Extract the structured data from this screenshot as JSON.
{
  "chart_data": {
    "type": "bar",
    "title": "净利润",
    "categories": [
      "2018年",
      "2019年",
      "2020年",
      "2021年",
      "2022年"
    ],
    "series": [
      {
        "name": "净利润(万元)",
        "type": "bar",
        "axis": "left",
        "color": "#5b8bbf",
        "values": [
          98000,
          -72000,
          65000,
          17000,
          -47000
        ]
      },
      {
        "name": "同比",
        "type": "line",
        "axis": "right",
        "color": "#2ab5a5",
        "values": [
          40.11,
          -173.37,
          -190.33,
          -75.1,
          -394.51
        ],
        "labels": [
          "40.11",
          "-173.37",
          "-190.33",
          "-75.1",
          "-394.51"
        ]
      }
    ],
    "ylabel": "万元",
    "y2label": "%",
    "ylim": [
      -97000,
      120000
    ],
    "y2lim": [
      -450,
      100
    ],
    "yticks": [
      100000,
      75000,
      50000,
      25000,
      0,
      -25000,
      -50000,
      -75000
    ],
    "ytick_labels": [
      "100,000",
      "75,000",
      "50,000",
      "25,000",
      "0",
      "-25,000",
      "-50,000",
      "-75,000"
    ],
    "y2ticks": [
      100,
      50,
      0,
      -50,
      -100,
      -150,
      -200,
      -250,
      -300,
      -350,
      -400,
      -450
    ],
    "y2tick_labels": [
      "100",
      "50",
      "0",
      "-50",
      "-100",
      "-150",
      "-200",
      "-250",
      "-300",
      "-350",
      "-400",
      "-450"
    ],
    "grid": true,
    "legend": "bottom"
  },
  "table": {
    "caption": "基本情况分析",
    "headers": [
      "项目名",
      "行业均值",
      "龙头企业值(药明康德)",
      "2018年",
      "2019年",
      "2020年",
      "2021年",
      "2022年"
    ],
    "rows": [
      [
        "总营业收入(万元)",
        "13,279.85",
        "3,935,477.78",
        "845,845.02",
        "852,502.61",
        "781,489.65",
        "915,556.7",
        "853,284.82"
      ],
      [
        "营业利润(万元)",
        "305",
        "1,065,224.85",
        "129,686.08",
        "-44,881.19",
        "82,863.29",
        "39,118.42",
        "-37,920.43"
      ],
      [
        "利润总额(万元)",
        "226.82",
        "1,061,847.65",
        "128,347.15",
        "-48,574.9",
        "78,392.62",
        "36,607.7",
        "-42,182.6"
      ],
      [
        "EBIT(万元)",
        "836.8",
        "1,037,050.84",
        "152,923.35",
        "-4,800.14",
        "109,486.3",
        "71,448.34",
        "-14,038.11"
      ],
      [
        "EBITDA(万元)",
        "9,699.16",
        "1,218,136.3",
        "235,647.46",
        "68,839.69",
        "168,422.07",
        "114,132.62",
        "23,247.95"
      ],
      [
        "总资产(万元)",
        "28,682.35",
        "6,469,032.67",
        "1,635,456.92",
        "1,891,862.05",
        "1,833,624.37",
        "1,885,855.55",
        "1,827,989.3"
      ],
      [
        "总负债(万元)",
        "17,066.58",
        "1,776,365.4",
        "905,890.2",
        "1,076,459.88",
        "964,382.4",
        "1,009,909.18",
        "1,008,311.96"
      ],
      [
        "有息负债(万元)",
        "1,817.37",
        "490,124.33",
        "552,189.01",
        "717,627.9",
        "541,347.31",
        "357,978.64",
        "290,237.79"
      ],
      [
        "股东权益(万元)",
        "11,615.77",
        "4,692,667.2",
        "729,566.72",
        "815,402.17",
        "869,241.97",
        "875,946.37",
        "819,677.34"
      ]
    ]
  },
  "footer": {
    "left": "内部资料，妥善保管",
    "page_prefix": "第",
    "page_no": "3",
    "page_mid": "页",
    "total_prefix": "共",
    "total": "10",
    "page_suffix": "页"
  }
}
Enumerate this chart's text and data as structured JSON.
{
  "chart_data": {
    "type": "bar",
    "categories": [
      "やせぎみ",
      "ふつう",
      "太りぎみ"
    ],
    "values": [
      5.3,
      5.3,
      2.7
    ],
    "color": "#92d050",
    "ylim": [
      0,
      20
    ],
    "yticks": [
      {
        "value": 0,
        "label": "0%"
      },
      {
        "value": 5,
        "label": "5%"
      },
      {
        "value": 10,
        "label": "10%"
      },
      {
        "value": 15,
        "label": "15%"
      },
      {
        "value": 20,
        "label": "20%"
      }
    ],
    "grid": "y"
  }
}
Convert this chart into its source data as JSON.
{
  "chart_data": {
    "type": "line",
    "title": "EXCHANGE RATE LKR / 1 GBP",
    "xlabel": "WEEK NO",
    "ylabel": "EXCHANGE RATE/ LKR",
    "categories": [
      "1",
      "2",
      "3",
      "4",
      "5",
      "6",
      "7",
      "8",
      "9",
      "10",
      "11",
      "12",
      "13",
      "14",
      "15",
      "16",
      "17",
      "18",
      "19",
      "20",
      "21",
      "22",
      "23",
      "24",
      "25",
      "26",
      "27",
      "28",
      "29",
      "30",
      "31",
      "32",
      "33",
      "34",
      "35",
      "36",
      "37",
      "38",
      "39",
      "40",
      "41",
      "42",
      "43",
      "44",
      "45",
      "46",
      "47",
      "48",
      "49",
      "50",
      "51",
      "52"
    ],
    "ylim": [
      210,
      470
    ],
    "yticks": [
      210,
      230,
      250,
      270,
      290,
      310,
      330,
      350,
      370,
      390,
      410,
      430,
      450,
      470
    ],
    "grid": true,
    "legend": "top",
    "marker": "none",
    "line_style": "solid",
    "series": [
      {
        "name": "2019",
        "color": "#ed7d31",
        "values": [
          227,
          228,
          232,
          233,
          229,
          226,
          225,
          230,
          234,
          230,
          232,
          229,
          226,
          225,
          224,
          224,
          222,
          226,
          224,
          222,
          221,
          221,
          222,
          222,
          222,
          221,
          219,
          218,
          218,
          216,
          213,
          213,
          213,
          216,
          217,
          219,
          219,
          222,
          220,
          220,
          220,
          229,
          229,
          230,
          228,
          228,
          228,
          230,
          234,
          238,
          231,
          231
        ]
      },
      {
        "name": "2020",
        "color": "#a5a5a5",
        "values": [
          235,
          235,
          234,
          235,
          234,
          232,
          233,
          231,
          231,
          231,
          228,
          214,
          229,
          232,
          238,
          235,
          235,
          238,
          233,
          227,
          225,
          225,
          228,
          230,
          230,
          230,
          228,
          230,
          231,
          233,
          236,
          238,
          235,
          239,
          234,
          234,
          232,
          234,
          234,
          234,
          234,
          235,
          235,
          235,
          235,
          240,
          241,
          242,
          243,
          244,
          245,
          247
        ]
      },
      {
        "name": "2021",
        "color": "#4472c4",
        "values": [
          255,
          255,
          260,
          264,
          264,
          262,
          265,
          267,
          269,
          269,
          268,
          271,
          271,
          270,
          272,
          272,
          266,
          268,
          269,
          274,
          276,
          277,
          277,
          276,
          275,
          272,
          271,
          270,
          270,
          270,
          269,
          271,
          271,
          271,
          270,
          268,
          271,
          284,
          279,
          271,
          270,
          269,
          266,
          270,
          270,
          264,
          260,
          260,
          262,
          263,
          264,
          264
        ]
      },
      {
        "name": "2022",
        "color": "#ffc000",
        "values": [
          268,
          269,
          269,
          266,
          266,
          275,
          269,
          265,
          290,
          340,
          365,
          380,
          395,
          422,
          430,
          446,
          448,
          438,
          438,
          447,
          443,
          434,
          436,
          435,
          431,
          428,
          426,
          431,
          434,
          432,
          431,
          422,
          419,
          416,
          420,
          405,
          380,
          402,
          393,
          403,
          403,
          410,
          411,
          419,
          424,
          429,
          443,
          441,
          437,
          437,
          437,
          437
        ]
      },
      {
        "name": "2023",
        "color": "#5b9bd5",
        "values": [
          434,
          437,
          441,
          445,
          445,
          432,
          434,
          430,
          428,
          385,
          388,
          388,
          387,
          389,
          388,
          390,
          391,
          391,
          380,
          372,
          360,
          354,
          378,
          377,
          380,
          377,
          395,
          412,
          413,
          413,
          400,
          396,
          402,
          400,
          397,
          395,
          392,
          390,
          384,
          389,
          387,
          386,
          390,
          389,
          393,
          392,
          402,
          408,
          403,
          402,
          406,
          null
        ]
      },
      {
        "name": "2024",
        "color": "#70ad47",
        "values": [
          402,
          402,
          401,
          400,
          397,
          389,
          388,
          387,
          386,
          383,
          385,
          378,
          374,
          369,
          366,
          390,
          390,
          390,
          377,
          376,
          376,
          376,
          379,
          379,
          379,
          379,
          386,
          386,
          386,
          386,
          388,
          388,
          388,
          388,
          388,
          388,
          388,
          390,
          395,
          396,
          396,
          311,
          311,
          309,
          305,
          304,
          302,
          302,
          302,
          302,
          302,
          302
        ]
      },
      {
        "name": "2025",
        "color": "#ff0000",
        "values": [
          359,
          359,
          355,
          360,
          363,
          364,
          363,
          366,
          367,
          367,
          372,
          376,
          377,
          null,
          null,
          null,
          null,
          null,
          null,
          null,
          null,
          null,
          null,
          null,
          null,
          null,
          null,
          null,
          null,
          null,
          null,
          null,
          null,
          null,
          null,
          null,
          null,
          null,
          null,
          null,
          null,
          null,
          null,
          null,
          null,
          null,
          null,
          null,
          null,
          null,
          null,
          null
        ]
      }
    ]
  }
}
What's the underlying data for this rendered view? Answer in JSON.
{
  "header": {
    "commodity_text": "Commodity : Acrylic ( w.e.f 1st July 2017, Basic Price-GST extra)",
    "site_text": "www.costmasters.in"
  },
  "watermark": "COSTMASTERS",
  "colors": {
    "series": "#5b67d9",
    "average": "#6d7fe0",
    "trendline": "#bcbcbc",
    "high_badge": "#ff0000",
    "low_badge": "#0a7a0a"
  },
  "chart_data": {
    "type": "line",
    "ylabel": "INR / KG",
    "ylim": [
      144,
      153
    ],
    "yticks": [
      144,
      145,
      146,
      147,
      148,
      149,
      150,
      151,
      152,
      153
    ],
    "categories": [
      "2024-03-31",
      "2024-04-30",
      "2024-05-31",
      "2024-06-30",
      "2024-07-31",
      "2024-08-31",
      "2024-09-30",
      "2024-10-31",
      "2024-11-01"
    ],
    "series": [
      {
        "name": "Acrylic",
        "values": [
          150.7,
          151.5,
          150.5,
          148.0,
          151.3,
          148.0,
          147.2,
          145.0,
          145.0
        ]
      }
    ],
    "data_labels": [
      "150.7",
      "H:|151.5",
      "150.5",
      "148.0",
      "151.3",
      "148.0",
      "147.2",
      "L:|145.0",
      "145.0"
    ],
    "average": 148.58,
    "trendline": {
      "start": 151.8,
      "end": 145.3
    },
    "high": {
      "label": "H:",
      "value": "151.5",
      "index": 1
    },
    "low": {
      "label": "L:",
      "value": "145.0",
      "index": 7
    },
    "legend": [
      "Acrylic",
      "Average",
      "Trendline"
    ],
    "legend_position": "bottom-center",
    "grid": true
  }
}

Task: List all lines holding the string "Acrylic".

Result of the task:
    "commodity_text": "Commodity : Acrylic ( w.e.f 1st July 2017, Basic Price-GST extra)",
        "name": "Acrylic",
      "Acrylic",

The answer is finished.